— begin —

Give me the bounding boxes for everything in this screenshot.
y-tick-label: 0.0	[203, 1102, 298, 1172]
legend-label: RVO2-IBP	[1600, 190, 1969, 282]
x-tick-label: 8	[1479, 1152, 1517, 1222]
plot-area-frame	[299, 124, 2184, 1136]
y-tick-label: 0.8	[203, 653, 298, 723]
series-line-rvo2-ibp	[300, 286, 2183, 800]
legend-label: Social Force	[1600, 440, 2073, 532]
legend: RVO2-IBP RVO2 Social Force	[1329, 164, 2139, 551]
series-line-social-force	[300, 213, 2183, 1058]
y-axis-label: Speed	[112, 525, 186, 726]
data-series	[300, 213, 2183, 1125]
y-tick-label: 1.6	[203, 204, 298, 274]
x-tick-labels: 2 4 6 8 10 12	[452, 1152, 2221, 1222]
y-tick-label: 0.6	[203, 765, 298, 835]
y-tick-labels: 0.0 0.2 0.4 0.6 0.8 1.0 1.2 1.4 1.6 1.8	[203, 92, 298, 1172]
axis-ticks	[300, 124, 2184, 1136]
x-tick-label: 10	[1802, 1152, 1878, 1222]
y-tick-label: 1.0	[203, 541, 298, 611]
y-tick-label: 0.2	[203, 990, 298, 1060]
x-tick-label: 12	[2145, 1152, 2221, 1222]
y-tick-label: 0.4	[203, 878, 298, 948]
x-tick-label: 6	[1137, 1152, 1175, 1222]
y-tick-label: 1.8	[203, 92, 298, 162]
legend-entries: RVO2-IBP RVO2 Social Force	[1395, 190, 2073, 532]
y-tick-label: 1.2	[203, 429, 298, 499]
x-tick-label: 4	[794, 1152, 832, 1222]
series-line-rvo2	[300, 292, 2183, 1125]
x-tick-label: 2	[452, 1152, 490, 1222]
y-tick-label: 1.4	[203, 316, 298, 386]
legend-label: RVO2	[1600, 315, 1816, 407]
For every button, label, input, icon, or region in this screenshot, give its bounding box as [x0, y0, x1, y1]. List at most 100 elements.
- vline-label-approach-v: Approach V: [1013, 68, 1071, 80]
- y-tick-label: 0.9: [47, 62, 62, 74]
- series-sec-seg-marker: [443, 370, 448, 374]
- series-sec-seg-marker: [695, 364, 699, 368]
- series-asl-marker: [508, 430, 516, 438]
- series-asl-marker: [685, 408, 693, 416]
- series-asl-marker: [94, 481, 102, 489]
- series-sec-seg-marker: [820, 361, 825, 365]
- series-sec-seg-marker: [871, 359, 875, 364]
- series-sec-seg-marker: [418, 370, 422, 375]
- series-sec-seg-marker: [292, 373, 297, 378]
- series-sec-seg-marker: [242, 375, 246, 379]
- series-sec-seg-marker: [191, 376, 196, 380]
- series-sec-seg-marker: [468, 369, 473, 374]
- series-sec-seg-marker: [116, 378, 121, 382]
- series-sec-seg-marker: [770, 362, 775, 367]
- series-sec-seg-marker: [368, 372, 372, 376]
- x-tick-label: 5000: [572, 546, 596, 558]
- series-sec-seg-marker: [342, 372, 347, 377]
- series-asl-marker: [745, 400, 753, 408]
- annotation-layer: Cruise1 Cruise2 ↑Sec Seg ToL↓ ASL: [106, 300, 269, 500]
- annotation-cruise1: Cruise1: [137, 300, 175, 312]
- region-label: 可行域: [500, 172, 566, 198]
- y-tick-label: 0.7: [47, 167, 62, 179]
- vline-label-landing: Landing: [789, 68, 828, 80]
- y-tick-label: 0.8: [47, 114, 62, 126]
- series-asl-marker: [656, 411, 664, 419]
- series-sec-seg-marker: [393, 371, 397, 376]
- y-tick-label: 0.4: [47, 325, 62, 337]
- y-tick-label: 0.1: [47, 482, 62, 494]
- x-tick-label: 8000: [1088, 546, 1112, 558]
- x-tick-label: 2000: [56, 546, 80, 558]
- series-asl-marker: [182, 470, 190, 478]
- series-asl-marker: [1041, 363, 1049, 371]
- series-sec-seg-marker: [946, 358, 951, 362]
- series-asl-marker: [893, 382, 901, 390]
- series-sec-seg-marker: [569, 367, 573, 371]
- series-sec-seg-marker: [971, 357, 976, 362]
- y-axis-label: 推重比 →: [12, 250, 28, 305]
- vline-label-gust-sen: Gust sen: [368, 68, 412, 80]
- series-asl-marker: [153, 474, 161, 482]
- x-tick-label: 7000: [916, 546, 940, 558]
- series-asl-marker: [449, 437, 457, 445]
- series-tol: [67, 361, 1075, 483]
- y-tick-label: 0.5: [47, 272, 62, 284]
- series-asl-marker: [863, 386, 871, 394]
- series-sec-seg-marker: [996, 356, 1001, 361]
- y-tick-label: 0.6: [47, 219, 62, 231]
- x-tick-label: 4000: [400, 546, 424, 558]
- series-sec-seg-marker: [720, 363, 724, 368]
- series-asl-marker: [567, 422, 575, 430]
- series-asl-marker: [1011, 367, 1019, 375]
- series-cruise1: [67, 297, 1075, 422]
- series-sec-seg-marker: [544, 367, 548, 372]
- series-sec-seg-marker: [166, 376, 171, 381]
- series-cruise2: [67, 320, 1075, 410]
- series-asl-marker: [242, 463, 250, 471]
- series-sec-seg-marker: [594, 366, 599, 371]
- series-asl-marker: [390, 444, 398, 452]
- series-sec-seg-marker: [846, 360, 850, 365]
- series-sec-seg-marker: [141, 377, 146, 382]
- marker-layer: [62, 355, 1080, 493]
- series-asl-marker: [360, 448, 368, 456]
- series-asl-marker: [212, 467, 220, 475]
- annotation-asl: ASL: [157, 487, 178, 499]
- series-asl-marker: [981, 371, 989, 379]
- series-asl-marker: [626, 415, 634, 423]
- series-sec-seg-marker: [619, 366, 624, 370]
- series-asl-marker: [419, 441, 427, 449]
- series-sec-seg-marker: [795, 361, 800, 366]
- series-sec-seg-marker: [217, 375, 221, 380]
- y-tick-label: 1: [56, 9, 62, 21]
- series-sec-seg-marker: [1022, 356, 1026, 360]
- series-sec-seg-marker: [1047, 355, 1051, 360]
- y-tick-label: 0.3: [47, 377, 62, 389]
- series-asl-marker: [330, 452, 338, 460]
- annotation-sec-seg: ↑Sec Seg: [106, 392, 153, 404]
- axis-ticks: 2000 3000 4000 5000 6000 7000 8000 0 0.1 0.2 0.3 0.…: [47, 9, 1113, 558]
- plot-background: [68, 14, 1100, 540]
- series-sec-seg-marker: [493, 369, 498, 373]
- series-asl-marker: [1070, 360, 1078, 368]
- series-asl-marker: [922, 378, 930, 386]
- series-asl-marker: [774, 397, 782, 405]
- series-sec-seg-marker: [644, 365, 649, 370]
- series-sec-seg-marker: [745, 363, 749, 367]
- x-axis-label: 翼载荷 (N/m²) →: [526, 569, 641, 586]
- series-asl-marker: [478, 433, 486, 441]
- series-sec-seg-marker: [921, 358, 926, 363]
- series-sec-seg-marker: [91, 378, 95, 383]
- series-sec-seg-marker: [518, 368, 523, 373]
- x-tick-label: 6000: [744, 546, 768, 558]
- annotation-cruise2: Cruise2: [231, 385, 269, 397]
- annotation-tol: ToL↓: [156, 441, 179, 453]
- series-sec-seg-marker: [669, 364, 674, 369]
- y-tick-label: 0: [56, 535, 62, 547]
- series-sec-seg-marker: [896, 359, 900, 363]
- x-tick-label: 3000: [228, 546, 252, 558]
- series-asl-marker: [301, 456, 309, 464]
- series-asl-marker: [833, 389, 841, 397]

— end —

▶ WHAT YOU NEED TO DO
Return every line of the items above verbatim, with no changes to wording, numbers, or order.

▶ EXERCISE SOLUTION
Give me the bounding boxes for everything in this screenshot.
y-tick-label: 0.0	[203, 1102, 298, 1172]
legend-label: RVO2-IBP	[1600, 190, 1969, 282]
x-tick-label: 8	[1479, 1152, 1517, 1222]
plot-area-frame	[299, 124, 2184, 1136]
y-tick-label: 0.8	[203, 653, 298, 723]
series-line-rvo2-ibp	[300, 286, 2183, 800]
legend-label: Social Force	[1600, 440, 2073, 532]
legend: RVO2-IBP RVO2 Social Force	[1329, 164, 2139, 551]
series-line-social-force	[300, 213, 2183, 1058]
y-axis-label: Speed	[112, 525, 186, 726]
data-series	[300, 213, 2183, 1125]
y-tick-label: 1.6	[203, 204, 298, 274]
x-tick-labels: 2 4 6 8 10 12	[452, 1152, 2221, 1222]
y-tick-label: 0.6	[203, 765, 298, 835]
y-tick-labels: 0.0 0.2 0.4 0.6 0.8 1.0 1.2 1.4 1.6 1.8	[203, 92, 298, 1172]
axis-ticks	[300, 124, 2184, 1136]
x-tick-label: 10	[1802, 1152, 1878, 1222]
y-tick-label: 1.0	[203, 541, 298, 611]
y-tick-label: 0.2	[203, 990, 298, 1060]
x-tick-label: 12	[2145, 1152, 2221, 1222]
y-tick-label: 0.4	[203, 878, 298, 948]
x-tick-label: 6	[1137, 1152, 1175, 1222]
y-tick-label: 1.8	[203, 92, 298, 162]
legend-entries: RVO2-IBP RVO2 Social Force	[1395, 190, 2073, 532]
y-tick-label: 1.2	[203, 429, 298, 499]
x-tick-label: 4	[794, 1152, 832, 1222]
series-line-rvo2	[300, 292, 2183, 1125]
x-tick-label: 2	[452, 1152, 490, 1222]
y-tick-label: 1.4	[203, 316, 298, 386]
legend-label: RVO2	[1600, 315, 1816, 407]
For every button, label, input, icon, or region in this screenshot, give its bounding box as [x0, y0, x1, y1]. List at most 100 elements.
- vline-label-approach-v: Approach V: [1013, 68, 1071, 80]
- y-tick-label: 0.9: [47, 62, 62, 74]
- series-sec-seg-marker: [443, 370, 448, 374]
- series-sec-seg-marker: [695, 364, 699, 368]
- series-asl-marker: [508, 430, 516, 438]
- series-asl-marker: [685, 408, 693, 416]
- series-asl-marker: [94, 481, 102, 489]
- series-sec-seg-marker: [820, 361, 825, 365]
- series-sec-seg-marker: [871, 359, 875, 364]
- series-sec-seg-marker: [418, 370, 422, 375]
- series-sec-seg-marker: [292, 373, 297, 378]
- series-sec-seg-marker: [242, 375, 246, 379]
- series-sec-seg-marker: [191, 376, 196, 380]
- series-sec-seg-marker: [468, 369, 473, 374]
- series-sec-seg-marker: [116, 378, 121, 382]
- series-sec-seg-marker: [770, 362, 775, 367]
- series-sec-seg-marker: [368, 372, 372, 376]
- x-tick-label: 5000: [572, 546, 596, 558]
- series-sec-seg-marker: [342, 372, 347, 377]
- series-asl-marker: [745, 400, 753, 408]
- annotation-layer: Cruise1 Cruise2 ↑Sec Seg ToL↓ ASL: [106, 300, 269, 500]
- annotation-cruise1: Cruise1: [137, 300, 175, 312]
- region-label: 可行域: [500, 172, 566, 198]
- y-tick-label: 0.7: [47, 167, 62, 179]
- vline-label-landing: Landing: [789, 68, 828, 80]
- y-tick-label: 0.8: [47, 114, 62, 126]
- series-asl-marker: [656, 411, 664, 419]
- series-sec-seg-marker: [393, 371, 397, 376]
- y-tick-label: 0.4: [47, 325, 62, 337]
- y-tick-label: 0.1: [47, 482, 62, 494]
- x-tick-label: 8000: [1088, 546, 1112, 558]
- x-tick-label: 2000: [56, 546, 80, 558]
- series-asl-marker: [182, 470, 190, 478]
- series-asl-marker: [1041, 363, 1049, 371]
- series-sec-seg-marker: [946, 358, 951, 362]
- series-asl-marker: [893, 382, 901, 390]
- series-sec-seg-marker: [569, 367, 573, 371]
- series-sec-seg-marker: [971, 357, 976, 362]
- y-axis-label: 推重比 →: [12, 250, 28, 305]
- vline-label-gust-sen: Gust sen: [368, 68, 412, 80]
- series-asl-marker: [153, 474, 161, 482]
- x-tick-label: 7000: [916, 546, 940, 558]
- series-asl-marker: [449, 437, 457, 445]
- series-tol: [67, 361, 1075, 483]
- y-tick-label: 0.5: [47, 272, 62, 284]
- series-asl-marker: [863, 386, 871, 394]
- series-sec-seg-marker: [996, 356, 1001, 361]
- y-tick-label: 0.6: [47, 219, 62, 231]
- x-tick-label: 4000: [400, 546, 424, 558]
- series-sec-seg-marker: [720, 363, 724, 368]
- series-asl-marker: [567, 422, 575, 430]
- series-asl-marker: [1011, 367, 1019, 375]
- series-cruise1: [67, 297, 1075, 422]
- series-sec-seg-marker: [544, 367, 548, 372]
- series-sec-seg-marker: [166, 376, 171, 381]
- series-cruise2: [67, 320, 1075, 410]
- series-asl-marker: [242, 463, 250, 471]
- series-sec-seg-marker: [594, 366, 599, 371]
- series-asl-marker: [390, 444, 398, 452]
- series-sec-seg-marker: [846, 360, 850, 365]
- series-sec-seg-marker: [141, 377, 146, 382]
- marker-layer: [62, 355, 1080, 493]
- series-asl-marker: [360, 448, 368, 456]
- series-asl-marker: [212, 467, 220, 475]
- annotation-asl: ASL: [157, 487, 178, 499]
- series-asl-marker: [981, 371, 989, 379]
- series-asl-marker: [626, 415, 634, 423]
- series-sec-seg-marker: [619, 366, 624, 370]
- series-asl-marker: [419, 441, 427, 449]
- series-sec-seg-marker: [795, 361, 800, 366]
- series-sec-seg-marker: [217, 375, 221, 380]
- y-tick-label: 1: [56, 9, 62, 21]
- series-sec-seg-marker: [1022, 356, 1026, 360]
- series-sec-seg-marker: [1047, 355, 1051, 360]
- y-tick-label: 0.3: [47, 377, 62, 389]
- series-asl-marker: [330, 452, 338, 460]
- annotation-sec-seg: ↑Sec Seg: [106, 392, 153, 404]
- axis-ticks: 2000 3000 4000 5000 6000 7000 8000 0 0.1 0.2 0.3 0.…: [47, 9, 1113, 558]
- plot-background: [68, 14, 1100, 540]
- series-sec-seg-marker: [493, 369, 498, 373]
- series-asl-marker: [1070, 360, 1078, 368]
- series-asl-marker: [922, 378, 930, 386]
- series-asl-marker: [774, 397, 782, 405]
- series-sec-seg-marker: [644, 365, 649, 370]
- series-sec-seg-marker: [745, 363, 749, 367]
- x-axis-label: 翼载荷 (N/m²) →: [526, 569, 641, 586]
- series-asl-marker: [478, 433, 486, 441]
- series-sec-seg-marker: [921, 358, 926, 363]
- series-sec-seg-marker: [91, 378, 95, 383]
- series-sec-seg-marker: [518, 368, 523, 373]
- x-tick-label: 6000: [744, 546, 768, 558]
- annotation-cruise2: Cruise2: [231, 385, 269, 397]
- annotation-tol: ToL↓: [156, 441, 179, 453]
- series-sec-seg-marker: [669, 364, 674, 369]
- y-tick-label: 0: [56, 535, 62, 547]
- series-sec-seg-marker: [896, 359, 900, 363]
- x-tick-label: 3000: [228, 546, 252, 558]
- series-asl-marker: [301, 456, 309, 464]
- series-asl-marker: [833, 389, 841, 397]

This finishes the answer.